Data entries:
--*--

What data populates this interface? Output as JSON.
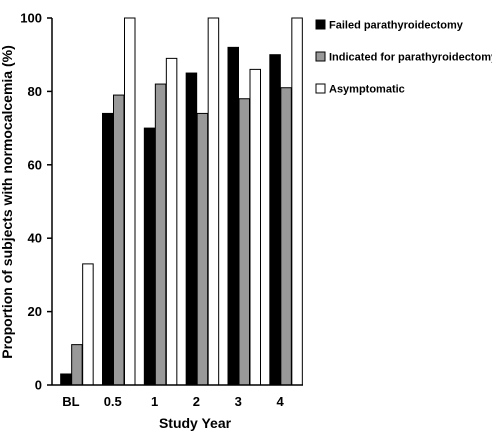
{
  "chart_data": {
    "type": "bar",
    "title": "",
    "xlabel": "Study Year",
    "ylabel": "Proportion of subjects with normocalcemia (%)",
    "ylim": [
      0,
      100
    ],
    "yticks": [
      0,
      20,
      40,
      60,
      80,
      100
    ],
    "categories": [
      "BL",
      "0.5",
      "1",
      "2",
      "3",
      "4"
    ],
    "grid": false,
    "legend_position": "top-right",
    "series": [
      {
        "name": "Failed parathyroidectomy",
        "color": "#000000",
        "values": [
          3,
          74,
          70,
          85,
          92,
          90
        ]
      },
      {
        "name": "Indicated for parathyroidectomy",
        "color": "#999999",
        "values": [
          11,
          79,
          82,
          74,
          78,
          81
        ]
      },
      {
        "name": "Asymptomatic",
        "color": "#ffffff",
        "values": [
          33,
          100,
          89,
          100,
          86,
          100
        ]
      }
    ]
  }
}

--*--

Gather each line of the records holding the string "parathyroidectomy".

        "name": "Failed parathyroidectomy",
        "name": "Indicated for parathyroidectomy",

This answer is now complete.